— START OF Records —

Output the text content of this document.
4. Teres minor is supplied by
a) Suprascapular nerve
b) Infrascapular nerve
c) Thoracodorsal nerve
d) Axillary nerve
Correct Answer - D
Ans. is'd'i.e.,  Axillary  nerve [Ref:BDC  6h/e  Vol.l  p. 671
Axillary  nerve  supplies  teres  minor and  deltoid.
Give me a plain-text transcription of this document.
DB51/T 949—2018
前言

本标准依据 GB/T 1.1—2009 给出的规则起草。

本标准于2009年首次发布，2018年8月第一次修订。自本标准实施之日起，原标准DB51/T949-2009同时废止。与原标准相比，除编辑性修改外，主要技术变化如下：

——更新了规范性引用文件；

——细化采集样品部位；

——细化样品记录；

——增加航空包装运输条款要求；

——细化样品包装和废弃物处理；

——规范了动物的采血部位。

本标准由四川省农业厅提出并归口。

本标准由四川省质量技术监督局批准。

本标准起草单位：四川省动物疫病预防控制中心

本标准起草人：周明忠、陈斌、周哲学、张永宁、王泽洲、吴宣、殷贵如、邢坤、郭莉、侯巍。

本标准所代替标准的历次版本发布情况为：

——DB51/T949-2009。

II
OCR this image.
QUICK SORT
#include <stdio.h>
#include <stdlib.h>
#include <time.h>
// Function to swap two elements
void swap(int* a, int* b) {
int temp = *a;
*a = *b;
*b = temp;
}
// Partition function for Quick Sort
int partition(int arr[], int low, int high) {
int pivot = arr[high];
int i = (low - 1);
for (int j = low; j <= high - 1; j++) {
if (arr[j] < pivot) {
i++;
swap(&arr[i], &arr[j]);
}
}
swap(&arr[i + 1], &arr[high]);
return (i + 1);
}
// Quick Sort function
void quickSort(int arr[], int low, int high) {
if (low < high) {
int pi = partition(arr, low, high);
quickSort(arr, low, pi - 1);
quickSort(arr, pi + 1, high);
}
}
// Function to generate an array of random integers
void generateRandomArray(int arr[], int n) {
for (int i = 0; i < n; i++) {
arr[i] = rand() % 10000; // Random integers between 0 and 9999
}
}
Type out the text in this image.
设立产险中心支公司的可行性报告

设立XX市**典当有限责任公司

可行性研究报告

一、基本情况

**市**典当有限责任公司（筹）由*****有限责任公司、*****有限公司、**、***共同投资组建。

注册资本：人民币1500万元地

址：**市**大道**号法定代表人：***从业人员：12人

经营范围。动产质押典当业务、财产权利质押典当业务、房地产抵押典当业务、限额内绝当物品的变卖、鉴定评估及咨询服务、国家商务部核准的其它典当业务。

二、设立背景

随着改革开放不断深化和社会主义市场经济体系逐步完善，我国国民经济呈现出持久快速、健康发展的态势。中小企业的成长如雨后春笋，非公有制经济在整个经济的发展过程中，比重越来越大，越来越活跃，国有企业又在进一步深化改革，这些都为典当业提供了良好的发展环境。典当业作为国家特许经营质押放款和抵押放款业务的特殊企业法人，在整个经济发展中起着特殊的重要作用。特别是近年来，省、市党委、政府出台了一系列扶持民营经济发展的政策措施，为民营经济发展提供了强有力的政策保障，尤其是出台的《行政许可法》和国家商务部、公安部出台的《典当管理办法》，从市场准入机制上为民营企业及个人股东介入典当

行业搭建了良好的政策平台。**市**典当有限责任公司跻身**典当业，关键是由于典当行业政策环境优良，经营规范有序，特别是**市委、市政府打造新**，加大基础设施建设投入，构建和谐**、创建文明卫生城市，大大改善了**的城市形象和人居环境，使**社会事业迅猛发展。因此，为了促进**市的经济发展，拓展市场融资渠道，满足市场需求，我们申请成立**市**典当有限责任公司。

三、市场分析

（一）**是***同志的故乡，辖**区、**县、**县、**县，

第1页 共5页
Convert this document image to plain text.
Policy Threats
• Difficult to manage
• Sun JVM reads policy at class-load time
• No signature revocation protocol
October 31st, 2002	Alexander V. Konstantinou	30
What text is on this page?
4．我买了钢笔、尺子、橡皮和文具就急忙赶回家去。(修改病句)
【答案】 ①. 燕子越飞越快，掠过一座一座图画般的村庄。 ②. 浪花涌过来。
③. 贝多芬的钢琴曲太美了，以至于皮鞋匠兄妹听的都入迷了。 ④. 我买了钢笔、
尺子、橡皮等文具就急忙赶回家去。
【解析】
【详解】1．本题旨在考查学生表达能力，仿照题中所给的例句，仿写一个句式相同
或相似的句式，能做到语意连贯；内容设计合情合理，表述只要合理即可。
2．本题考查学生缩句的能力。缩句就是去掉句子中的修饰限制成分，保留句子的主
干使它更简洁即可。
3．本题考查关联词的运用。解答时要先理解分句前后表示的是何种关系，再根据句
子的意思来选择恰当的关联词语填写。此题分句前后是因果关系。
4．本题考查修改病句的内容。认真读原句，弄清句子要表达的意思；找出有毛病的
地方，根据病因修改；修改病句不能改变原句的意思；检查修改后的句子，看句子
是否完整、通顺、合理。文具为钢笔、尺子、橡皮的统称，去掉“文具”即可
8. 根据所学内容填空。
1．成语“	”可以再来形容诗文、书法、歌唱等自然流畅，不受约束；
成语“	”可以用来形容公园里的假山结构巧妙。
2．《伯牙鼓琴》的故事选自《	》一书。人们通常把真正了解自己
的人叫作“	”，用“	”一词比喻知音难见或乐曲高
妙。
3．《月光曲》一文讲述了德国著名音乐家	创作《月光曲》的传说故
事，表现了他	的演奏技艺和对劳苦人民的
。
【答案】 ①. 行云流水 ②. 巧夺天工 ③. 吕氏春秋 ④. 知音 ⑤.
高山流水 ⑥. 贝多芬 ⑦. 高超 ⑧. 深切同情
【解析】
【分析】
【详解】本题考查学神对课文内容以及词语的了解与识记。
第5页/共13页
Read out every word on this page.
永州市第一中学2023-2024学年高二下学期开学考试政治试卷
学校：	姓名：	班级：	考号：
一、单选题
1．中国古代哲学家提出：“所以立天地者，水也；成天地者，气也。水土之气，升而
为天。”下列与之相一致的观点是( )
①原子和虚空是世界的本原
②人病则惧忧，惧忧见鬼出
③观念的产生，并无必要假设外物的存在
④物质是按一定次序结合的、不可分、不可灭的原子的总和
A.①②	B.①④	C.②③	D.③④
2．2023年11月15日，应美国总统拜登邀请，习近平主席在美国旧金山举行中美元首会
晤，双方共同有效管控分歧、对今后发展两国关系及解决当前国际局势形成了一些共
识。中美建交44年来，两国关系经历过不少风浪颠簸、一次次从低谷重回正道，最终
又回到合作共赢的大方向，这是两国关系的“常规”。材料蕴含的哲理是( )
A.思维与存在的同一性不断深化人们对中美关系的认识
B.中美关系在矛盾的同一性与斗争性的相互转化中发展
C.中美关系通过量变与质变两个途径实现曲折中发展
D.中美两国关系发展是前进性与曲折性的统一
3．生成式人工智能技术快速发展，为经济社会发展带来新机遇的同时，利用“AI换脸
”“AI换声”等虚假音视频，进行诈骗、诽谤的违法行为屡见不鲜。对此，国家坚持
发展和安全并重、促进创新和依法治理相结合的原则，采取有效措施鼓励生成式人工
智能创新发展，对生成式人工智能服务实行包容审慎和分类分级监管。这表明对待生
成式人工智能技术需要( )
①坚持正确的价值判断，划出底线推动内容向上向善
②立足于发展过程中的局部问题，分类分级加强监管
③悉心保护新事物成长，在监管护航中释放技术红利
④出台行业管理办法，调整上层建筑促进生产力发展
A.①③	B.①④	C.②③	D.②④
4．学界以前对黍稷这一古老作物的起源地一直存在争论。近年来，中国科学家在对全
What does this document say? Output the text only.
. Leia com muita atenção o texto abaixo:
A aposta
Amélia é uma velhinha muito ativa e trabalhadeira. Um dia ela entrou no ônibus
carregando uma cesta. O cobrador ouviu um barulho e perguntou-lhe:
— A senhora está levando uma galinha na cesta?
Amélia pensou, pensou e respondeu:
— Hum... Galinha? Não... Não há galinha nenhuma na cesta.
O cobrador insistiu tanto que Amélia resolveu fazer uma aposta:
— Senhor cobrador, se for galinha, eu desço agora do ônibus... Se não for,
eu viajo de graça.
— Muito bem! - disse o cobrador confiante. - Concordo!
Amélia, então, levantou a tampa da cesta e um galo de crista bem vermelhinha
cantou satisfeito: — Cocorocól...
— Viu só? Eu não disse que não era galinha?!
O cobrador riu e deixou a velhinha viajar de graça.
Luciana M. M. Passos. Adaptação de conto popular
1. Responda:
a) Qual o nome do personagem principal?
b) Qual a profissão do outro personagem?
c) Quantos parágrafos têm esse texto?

— END OF Records —

**Set problem:**
Look through the entries above and list every line containing "graça".

**The solution:**
eu viajo de graça.
O cobrador riu e deixou a velhinha viajar de graça.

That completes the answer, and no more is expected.